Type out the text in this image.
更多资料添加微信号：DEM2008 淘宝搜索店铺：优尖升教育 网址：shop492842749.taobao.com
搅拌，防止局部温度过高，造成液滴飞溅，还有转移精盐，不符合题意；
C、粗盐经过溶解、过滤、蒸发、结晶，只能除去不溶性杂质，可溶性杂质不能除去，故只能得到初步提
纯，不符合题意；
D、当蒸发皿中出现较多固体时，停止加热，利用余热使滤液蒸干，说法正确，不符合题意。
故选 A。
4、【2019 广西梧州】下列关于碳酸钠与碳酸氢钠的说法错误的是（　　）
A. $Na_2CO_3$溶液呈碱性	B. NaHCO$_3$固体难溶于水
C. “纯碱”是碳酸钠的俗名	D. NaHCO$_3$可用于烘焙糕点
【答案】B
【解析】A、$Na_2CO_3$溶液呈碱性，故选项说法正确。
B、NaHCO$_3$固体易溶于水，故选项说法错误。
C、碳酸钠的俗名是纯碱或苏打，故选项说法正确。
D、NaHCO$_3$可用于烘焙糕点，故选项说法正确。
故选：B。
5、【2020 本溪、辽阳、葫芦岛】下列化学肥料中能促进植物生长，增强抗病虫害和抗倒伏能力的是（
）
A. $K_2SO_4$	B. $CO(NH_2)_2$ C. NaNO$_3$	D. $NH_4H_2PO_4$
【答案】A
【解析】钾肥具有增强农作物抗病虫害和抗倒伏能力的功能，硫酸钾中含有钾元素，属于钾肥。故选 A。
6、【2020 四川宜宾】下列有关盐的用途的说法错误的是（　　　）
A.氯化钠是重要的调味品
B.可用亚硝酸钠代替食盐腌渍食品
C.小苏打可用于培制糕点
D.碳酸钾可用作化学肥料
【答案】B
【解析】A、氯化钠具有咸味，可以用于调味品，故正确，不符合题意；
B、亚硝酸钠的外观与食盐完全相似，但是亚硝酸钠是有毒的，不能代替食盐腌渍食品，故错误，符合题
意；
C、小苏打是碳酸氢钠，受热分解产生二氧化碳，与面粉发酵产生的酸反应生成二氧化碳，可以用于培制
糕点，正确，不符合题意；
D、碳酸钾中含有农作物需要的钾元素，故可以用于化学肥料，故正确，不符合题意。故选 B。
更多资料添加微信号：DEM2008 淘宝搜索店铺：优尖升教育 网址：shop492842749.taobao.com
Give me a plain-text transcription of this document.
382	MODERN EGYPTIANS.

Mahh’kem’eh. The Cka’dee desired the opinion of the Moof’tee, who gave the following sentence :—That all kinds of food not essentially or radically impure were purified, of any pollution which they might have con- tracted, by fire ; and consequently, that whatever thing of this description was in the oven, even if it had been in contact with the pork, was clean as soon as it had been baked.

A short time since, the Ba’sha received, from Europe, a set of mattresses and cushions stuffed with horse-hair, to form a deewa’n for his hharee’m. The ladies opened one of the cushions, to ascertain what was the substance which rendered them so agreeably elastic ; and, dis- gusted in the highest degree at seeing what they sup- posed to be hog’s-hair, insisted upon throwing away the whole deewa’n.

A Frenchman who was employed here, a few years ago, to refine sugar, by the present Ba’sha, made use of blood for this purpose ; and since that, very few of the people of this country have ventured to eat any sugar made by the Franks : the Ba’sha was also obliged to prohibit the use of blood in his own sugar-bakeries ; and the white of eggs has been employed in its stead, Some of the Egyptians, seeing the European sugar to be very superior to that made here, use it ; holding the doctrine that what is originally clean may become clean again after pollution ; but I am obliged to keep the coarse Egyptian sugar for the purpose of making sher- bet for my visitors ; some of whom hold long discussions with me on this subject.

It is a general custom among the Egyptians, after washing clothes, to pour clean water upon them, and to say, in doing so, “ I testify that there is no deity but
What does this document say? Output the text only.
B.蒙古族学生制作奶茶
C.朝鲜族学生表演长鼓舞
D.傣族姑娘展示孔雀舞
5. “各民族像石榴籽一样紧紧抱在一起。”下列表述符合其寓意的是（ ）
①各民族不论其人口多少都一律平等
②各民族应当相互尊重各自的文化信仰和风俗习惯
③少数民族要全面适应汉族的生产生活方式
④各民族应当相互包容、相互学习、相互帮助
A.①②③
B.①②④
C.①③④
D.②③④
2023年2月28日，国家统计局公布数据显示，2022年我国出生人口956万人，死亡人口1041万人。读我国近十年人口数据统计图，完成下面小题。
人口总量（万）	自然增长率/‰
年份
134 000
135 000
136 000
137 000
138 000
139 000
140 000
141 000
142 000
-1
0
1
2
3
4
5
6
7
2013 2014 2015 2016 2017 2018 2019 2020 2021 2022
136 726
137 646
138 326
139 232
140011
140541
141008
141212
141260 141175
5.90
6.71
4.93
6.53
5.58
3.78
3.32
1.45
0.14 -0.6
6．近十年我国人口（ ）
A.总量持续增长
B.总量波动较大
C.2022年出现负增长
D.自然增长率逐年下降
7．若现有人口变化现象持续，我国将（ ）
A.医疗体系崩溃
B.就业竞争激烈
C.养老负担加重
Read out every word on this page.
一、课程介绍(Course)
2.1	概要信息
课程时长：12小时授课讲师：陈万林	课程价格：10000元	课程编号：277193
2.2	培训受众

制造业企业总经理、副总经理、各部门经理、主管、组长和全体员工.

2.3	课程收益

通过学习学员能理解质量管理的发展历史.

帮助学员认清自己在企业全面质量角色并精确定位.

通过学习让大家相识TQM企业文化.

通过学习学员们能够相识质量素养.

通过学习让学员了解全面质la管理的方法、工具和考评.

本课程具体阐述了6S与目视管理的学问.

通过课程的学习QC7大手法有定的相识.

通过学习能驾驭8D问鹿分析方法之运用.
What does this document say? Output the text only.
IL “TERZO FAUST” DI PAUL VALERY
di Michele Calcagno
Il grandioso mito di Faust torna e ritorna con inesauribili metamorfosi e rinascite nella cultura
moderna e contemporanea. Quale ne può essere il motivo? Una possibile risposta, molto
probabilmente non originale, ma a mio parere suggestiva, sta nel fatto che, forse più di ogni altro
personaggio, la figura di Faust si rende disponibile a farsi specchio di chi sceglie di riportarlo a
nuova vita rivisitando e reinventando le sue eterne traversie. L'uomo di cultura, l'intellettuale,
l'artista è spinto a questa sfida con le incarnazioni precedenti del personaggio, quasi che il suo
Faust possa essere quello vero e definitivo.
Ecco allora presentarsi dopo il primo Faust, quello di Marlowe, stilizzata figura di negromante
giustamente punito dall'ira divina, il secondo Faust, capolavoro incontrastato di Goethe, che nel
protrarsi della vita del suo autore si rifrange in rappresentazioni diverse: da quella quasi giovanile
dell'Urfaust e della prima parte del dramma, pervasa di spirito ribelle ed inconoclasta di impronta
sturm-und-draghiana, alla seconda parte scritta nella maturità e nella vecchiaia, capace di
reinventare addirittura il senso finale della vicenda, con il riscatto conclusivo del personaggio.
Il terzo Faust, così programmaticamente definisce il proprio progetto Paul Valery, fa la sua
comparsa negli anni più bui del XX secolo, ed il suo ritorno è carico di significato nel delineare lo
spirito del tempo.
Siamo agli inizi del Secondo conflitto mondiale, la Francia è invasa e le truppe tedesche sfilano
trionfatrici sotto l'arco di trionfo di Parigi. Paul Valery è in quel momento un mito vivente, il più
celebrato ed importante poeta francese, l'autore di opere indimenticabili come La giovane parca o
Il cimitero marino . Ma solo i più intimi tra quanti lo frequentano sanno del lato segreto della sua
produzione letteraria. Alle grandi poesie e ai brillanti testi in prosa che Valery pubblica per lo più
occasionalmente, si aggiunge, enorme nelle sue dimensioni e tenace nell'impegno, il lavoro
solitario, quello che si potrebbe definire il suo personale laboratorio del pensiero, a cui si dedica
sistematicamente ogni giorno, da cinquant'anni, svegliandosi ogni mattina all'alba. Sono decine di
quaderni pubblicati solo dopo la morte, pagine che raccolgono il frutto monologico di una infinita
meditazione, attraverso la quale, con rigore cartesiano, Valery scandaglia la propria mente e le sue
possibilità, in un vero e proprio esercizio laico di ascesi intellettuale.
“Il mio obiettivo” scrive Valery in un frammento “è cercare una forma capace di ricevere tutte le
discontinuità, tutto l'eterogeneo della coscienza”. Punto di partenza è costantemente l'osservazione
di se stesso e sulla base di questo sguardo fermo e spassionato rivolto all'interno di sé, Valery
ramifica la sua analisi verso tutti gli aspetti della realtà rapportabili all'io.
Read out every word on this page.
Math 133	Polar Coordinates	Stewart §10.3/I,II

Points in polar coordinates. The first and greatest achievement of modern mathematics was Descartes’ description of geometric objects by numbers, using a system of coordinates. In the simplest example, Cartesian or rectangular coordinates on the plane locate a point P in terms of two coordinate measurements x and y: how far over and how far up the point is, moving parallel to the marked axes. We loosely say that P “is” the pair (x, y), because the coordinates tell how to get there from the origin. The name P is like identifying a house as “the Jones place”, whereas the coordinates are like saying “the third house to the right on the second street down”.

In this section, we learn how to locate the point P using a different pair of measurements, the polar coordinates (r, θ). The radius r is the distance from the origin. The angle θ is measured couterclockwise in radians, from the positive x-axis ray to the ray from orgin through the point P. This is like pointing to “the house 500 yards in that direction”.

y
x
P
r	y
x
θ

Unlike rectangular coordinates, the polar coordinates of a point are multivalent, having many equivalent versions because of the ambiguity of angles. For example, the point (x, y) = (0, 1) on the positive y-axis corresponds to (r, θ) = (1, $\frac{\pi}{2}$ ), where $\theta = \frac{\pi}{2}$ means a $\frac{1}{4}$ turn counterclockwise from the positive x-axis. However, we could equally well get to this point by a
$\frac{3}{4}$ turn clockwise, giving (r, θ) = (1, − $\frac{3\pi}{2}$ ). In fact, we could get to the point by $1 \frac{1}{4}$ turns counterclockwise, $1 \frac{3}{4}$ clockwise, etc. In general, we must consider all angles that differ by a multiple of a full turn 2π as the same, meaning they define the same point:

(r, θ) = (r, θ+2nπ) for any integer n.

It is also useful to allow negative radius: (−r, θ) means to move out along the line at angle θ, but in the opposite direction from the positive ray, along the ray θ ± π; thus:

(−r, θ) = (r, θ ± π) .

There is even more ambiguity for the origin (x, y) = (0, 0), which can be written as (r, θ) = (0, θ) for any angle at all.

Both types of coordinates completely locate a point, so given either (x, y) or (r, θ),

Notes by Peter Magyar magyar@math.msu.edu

________________

→ **EXERCISE INSTRUCTIONS**
Show each line of the data that contains the string "autore".

→ **RESPONSE TO THE TASK**
protrarsi della vita del suo autore si rifrange in rappresentazioni diverse: da quella quasi giovanile
celebrato ed importante poeta francese, l'autore di opere indimenticabili come La giovane parca o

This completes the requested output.